→ DATASET EXTRACT:
(begin)
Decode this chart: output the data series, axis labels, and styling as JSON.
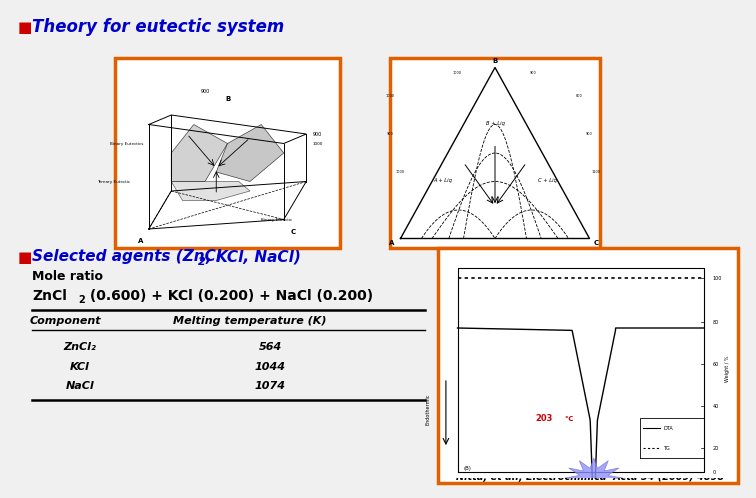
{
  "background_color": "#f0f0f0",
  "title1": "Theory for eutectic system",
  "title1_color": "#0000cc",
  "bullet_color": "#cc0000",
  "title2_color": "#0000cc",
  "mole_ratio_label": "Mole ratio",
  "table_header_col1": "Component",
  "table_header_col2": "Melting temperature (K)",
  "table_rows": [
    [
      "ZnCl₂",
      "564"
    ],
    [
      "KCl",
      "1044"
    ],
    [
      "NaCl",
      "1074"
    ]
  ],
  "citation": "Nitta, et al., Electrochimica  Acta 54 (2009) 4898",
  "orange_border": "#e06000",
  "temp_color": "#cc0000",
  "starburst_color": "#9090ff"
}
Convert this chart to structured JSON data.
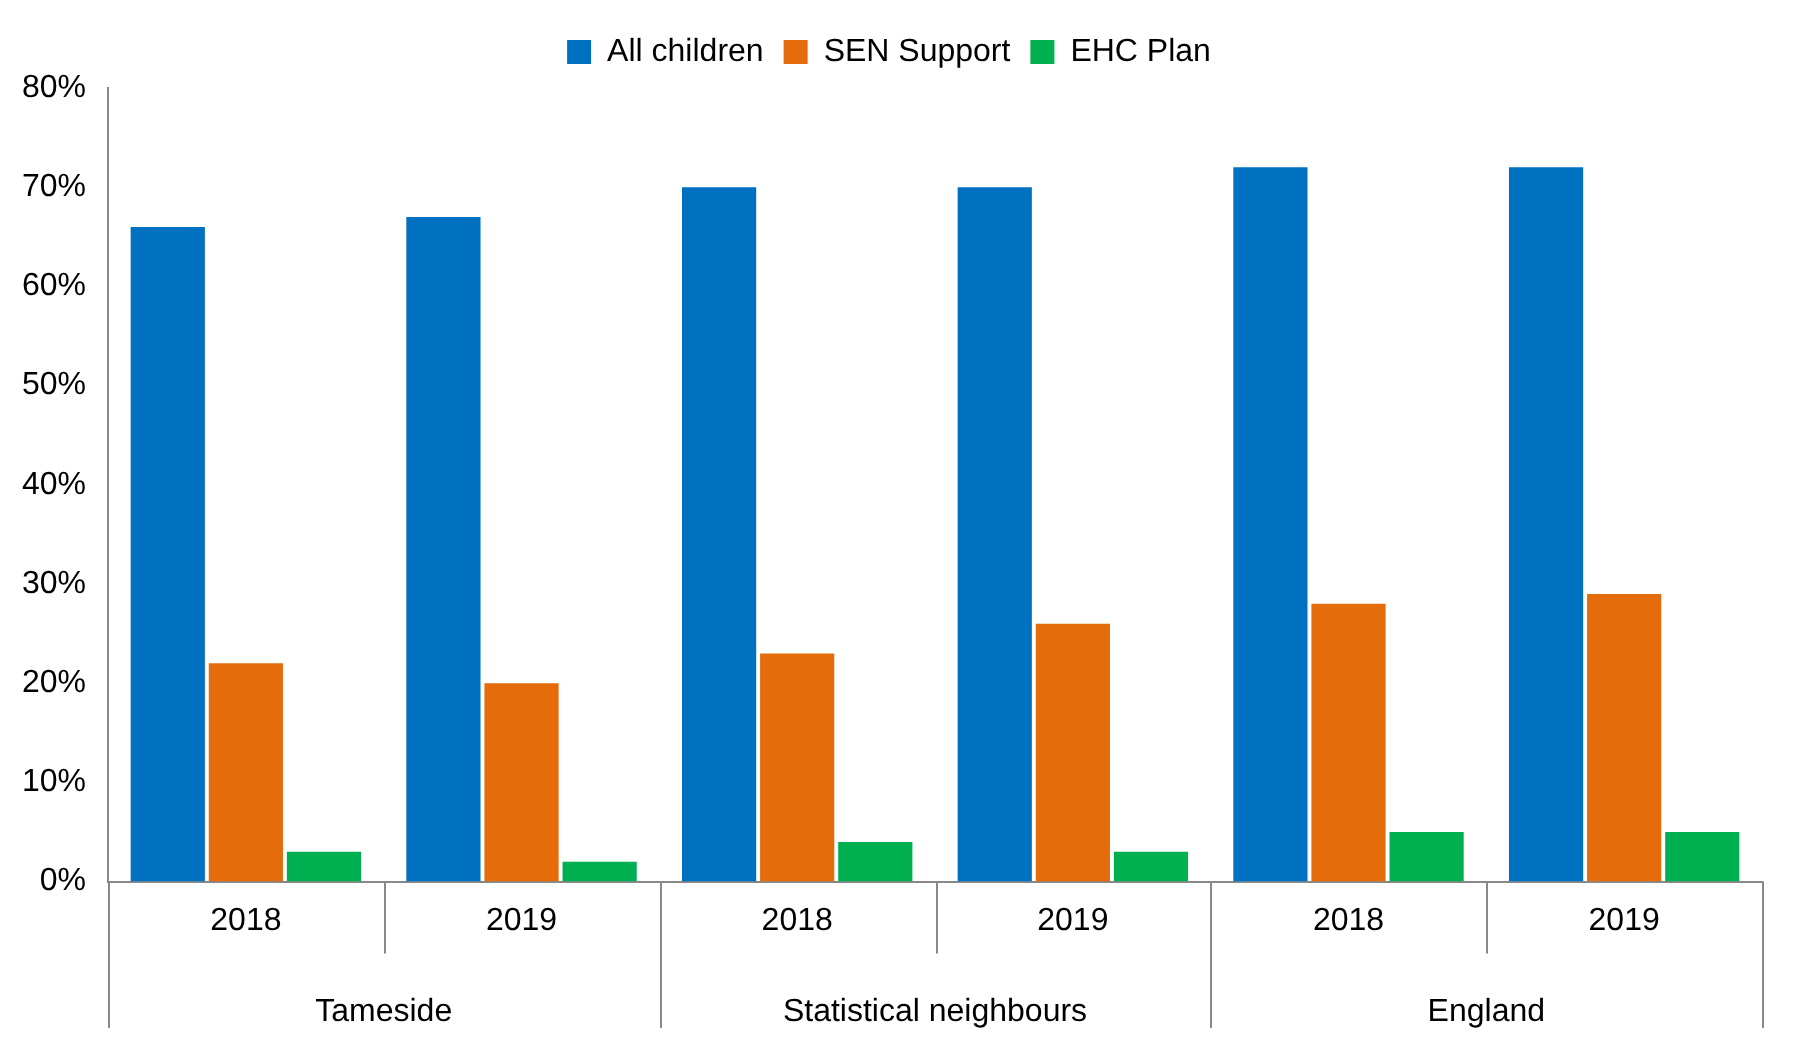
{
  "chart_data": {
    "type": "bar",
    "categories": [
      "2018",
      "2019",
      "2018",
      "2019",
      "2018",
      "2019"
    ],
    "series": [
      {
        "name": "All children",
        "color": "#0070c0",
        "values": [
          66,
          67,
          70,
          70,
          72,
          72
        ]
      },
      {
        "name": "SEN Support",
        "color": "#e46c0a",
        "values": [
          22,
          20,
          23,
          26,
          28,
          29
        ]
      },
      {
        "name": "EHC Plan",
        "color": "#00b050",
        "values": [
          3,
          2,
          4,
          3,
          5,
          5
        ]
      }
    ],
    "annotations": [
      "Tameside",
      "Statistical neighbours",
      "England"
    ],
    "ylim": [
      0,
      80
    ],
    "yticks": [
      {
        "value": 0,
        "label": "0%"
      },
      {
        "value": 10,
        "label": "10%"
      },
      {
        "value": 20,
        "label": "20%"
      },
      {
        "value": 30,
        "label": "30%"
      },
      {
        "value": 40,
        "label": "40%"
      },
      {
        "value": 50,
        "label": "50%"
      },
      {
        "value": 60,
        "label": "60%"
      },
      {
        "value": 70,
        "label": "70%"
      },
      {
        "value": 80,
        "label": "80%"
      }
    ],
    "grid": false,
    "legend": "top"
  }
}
(end)
(begin)
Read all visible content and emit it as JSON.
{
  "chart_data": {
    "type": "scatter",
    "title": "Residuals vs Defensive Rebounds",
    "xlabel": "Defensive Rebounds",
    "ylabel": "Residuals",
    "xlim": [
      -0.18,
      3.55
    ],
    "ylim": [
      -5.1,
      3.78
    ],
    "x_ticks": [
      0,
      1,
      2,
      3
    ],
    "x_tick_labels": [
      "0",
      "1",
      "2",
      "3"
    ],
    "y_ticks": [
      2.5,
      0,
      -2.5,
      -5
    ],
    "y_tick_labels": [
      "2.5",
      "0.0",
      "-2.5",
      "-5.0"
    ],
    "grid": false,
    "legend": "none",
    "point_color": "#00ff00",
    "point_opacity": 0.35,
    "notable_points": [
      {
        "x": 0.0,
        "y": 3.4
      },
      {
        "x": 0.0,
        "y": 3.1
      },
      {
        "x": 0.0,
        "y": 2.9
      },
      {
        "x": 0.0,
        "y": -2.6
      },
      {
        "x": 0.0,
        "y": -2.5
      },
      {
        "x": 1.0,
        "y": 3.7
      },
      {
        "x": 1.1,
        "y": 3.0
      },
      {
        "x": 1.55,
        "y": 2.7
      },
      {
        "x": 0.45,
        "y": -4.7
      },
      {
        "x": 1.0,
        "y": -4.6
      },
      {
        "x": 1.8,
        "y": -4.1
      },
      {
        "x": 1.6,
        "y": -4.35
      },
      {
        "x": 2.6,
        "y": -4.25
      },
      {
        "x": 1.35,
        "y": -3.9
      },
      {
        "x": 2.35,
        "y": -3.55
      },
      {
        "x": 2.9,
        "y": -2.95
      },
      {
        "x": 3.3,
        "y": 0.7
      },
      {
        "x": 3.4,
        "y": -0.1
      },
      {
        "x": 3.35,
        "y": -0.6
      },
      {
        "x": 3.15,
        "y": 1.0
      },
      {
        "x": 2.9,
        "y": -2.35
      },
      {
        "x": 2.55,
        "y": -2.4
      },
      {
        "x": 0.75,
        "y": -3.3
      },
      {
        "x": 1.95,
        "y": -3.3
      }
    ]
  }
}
(end)
(begin)
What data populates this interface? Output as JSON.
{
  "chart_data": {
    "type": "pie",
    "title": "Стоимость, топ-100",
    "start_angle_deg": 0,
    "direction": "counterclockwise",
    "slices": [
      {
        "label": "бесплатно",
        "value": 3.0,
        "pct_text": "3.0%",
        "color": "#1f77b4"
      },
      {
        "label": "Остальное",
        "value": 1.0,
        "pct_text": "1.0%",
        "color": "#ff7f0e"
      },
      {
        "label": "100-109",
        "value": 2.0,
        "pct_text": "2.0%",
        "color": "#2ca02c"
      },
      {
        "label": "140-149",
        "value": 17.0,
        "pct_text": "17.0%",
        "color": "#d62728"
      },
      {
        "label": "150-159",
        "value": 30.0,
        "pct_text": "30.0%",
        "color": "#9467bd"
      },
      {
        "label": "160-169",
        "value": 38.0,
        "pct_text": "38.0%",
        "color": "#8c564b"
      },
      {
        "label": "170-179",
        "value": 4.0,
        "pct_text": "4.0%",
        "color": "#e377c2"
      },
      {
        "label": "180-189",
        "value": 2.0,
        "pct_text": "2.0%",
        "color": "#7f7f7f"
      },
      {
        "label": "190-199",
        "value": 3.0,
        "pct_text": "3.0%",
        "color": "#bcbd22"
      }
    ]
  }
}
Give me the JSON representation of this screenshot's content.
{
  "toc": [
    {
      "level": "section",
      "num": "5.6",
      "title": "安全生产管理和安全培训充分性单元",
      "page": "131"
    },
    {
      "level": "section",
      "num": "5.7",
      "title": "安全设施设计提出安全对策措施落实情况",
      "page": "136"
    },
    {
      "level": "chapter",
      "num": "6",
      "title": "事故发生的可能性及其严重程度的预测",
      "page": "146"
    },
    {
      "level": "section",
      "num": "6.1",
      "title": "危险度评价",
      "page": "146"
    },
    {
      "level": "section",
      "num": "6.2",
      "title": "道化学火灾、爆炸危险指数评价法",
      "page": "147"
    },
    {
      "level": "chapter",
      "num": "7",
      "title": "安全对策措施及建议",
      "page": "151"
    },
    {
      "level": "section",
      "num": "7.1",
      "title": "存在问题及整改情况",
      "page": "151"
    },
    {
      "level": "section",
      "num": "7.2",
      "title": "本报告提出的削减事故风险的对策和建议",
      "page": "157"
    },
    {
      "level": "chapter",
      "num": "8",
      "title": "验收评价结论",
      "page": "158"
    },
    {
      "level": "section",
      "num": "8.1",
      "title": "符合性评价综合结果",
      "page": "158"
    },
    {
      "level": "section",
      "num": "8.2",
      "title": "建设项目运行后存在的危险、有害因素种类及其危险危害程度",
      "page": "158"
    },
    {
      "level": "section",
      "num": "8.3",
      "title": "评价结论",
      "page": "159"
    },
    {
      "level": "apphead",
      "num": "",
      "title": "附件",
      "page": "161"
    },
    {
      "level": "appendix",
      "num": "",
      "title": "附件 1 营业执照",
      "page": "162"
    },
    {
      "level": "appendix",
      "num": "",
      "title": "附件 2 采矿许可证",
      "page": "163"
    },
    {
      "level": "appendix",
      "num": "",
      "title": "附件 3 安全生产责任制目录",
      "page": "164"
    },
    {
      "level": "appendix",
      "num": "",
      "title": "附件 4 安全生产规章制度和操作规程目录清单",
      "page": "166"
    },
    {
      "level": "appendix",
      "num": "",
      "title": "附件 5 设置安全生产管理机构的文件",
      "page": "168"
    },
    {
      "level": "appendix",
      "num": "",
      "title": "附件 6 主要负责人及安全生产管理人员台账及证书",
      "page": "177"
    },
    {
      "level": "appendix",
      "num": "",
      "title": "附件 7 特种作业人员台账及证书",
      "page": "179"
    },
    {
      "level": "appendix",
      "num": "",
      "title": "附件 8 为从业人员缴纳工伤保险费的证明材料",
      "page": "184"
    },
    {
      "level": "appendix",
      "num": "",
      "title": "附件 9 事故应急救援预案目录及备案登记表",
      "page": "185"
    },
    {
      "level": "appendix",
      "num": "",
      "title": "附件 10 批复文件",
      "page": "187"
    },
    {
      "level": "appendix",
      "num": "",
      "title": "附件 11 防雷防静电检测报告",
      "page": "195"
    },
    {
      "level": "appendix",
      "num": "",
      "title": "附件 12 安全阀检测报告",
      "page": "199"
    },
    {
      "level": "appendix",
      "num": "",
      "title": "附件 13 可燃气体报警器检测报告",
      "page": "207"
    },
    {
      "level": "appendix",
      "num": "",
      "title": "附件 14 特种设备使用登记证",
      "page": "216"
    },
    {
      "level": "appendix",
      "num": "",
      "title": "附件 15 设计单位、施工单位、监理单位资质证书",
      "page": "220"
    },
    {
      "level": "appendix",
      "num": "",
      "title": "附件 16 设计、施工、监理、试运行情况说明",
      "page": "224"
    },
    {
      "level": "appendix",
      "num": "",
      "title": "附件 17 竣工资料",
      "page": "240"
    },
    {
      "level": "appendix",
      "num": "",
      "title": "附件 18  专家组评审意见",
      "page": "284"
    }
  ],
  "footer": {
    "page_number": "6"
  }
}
(end)
What is the number of lines that contain "JSON"? Reply with that number alone.

5